──────── DATA ENTRIES

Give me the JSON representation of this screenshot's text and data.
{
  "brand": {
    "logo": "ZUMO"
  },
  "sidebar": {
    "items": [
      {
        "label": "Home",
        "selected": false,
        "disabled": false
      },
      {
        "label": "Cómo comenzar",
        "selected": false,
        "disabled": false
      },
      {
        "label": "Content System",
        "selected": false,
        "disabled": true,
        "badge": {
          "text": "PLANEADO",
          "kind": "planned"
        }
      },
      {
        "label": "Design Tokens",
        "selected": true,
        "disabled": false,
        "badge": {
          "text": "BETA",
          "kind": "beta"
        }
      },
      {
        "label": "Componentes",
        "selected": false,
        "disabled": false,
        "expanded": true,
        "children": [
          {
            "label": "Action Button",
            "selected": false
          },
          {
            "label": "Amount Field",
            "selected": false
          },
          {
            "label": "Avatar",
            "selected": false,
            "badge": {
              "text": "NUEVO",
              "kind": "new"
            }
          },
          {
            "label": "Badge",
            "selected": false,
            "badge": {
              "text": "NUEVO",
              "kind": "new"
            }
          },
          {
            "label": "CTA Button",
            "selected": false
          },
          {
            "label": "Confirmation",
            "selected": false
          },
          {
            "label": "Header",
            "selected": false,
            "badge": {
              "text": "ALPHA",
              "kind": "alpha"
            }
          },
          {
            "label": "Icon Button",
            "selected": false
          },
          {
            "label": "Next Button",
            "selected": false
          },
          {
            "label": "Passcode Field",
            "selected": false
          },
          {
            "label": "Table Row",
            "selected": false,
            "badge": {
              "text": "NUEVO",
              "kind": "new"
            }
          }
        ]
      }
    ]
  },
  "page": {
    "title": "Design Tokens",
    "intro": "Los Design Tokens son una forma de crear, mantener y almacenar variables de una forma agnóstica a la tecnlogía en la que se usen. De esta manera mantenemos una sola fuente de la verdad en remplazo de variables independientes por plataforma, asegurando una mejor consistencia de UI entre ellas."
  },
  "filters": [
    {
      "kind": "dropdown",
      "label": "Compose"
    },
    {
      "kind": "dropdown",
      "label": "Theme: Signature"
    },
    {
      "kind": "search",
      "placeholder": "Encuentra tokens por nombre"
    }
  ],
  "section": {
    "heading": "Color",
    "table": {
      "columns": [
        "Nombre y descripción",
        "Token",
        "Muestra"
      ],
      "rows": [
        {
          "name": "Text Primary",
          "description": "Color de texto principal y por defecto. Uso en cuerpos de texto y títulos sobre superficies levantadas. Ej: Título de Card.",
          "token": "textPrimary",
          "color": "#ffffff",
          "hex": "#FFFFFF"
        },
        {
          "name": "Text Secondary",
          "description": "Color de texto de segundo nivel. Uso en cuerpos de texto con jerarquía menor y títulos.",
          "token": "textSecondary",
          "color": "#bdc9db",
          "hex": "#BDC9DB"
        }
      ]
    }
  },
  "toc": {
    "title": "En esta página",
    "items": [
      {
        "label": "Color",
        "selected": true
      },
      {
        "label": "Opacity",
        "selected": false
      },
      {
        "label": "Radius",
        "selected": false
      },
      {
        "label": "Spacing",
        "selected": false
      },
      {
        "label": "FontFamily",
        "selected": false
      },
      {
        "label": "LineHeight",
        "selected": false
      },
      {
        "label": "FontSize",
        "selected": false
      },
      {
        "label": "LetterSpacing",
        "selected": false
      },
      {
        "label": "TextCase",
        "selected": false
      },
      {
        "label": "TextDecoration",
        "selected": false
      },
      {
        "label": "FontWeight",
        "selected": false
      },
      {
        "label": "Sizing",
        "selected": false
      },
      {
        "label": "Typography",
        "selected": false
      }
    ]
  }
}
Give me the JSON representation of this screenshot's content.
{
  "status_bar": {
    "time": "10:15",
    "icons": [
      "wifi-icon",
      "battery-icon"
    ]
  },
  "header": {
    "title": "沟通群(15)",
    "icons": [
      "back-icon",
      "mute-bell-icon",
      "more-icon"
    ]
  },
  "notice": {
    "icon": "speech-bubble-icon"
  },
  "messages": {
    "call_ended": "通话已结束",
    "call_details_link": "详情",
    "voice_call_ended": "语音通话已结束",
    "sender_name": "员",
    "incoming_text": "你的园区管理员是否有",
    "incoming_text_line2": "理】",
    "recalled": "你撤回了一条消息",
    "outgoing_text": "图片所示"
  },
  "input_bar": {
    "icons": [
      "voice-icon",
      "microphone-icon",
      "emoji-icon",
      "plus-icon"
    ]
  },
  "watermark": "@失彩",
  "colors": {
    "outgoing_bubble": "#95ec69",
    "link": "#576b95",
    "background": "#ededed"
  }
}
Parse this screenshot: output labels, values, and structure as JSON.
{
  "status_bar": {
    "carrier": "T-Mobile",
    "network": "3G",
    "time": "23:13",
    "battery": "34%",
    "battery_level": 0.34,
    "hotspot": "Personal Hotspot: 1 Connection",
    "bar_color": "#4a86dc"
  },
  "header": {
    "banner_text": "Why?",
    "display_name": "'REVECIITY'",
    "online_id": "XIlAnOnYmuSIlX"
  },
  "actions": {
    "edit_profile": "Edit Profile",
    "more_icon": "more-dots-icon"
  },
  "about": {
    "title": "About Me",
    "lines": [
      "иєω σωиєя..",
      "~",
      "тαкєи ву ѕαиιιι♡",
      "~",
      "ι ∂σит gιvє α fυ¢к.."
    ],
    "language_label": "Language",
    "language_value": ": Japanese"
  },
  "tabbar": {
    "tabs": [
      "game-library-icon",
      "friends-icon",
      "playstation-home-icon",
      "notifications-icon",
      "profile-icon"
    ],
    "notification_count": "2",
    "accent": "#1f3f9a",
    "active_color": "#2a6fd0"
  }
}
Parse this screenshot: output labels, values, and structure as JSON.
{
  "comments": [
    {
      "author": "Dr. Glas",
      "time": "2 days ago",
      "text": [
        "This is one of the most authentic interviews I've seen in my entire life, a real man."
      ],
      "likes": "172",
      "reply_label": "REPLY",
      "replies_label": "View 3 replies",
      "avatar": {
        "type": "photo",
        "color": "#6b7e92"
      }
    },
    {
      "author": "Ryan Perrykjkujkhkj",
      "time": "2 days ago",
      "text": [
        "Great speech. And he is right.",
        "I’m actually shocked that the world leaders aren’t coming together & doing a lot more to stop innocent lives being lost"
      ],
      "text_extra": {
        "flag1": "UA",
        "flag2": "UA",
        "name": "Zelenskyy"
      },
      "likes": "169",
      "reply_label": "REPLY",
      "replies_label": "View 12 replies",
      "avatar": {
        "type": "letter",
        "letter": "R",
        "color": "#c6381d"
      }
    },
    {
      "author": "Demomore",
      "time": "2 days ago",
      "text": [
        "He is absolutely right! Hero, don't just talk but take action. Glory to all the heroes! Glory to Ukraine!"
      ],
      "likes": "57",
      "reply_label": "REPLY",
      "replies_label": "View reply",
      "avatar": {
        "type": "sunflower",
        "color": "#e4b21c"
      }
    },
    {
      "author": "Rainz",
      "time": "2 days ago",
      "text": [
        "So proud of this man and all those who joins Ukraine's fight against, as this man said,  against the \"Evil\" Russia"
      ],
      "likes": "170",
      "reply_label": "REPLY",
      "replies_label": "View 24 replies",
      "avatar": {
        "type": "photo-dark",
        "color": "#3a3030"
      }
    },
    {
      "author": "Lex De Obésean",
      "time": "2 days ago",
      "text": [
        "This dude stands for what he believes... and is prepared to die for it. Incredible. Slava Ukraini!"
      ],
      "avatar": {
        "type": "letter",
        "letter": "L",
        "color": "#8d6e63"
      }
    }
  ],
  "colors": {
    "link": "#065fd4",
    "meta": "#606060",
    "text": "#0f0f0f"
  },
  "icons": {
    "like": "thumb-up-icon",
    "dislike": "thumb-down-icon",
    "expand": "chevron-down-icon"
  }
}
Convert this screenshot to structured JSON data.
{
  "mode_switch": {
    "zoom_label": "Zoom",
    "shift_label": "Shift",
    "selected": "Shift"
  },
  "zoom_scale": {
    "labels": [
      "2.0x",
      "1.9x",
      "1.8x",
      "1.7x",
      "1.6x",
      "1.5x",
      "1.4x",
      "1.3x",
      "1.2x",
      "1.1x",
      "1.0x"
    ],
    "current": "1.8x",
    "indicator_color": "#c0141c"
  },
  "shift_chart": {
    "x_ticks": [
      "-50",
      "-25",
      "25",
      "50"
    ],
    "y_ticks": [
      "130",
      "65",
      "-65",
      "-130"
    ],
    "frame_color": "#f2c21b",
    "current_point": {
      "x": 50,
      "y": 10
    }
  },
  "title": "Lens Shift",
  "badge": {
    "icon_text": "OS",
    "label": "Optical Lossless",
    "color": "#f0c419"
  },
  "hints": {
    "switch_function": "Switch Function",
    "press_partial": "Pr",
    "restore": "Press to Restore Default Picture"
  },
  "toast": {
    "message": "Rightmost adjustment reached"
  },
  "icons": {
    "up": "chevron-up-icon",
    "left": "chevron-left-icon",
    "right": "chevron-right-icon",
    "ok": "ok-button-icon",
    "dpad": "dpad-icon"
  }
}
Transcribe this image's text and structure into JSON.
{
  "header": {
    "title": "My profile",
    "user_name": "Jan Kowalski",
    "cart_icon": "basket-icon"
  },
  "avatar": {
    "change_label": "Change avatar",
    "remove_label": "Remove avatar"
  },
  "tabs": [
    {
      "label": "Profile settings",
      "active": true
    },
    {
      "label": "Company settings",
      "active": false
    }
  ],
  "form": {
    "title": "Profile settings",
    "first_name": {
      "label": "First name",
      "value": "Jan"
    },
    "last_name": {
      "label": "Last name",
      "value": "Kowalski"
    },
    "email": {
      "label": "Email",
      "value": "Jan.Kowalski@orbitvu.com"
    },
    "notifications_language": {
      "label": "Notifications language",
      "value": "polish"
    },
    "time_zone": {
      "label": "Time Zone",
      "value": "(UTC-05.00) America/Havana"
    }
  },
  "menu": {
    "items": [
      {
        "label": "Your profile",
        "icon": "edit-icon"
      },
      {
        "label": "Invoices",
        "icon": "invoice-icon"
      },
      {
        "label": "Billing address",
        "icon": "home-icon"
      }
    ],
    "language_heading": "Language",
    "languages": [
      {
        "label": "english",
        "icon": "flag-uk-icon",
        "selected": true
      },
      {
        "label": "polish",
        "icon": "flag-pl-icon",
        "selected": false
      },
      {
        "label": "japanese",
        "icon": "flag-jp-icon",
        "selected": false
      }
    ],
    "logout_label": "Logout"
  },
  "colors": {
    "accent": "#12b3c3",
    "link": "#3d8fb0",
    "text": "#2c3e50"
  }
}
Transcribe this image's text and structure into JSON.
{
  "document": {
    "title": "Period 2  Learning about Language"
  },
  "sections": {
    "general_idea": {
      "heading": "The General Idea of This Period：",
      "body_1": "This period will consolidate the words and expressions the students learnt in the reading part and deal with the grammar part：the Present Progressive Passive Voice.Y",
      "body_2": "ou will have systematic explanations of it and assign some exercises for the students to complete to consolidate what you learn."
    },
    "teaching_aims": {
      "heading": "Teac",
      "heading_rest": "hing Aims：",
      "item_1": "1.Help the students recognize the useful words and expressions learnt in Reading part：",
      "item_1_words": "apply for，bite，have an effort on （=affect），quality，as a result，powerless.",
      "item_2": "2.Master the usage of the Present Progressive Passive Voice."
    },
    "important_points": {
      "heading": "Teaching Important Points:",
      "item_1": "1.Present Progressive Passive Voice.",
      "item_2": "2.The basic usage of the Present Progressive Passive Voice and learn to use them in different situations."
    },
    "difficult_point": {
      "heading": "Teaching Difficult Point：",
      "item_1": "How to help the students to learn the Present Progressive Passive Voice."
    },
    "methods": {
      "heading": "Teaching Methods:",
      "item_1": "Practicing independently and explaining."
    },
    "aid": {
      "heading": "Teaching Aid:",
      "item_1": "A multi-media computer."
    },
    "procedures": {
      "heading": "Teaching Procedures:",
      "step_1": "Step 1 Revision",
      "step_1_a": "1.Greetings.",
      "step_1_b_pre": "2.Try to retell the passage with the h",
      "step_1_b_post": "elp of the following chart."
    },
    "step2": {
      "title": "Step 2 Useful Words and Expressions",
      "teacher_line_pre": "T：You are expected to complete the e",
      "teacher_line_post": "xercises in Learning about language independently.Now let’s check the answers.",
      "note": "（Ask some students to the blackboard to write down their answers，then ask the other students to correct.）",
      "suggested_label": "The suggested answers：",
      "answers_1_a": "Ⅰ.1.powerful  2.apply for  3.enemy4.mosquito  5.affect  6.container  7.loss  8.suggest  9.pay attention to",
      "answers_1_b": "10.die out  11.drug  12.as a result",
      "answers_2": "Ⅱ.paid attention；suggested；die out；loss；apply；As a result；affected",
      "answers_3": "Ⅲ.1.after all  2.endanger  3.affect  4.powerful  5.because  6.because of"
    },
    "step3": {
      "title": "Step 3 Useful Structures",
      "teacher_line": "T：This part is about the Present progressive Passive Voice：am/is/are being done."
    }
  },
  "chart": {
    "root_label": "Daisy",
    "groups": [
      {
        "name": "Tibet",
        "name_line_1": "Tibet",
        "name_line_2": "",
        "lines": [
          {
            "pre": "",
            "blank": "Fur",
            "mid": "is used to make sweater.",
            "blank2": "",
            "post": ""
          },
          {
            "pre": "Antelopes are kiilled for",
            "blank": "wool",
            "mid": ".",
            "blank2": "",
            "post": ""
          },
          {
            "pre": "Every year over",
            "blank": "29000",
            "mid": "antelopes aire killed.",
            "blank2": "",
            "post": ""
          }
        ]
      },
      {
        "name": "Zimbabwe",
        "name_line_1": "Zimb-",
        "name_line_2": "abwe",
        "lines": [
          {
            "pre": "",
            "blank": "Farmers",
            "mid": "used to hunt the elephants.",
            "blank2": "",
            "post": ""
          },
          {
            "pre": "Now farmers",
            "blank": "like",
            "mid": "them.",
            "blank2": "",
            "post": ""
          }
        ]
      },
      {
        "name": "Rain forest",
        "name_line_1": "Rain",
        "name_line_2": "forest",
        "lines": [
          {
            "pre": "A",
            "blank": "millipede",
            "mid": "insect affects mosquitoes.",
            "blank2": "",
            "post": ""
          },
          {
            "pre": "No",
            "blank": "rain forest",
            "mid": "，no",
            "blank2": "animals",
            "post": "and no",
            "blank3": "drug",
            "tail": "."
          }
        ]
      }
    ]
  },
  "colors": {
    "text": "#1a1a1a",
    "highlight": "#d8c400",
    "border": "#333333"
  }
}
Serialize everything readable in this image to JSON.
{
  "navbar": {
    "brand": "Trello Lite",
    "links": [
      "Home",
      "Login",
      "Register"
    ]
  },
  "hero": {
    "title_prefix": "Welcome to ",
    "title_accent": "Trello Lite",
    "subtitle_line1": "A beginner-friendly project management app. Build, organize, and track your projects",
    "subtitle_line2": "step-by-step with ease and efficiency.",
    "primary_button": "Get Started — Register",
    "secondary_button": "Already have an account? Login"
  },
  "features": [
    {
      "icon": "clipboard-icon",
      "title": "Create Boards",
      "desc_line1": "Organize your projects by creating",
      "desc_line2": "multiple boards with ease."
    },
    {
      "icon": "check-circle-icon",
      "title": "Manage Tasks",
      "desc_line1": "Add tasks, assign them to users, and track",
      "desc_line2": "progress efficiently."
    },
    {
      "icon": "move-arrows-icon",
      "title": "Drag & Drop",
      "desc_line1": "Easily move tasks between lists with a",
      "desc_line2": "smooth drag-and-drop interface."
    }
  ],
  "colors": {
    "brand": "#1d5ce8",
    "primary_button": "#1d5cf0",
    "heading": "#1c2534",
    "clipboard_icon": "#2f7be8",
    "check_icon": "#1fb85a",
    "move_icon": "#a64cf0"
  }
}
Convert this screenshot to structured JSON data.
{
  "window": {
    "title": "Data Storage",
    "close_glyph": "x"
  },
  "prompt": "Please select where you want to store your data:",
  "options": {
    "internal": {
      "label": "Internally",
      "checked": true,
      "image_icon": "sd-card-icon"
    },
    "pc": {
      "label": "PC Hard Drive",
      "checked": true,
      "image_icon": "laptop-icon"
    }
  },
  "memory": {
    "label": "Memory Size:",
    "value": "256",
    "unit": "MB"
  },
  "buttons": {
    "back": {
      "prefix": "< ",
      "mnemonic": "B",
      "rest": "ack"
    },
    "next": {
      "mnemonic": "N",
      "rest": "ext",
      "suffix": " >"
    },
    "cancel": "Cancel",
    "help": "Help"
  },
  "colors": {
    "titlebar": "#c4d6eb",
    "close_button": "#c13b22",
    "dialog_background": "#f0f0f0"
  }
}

────────────────

TASK OBJECTIVE -
Copy the lines from the entries above in which the word "drug" appears.

EXPECTED OUTPUT -
      "answers_1_b": "10.die out  11.drug  12.as a result",
            "blank3": "drug",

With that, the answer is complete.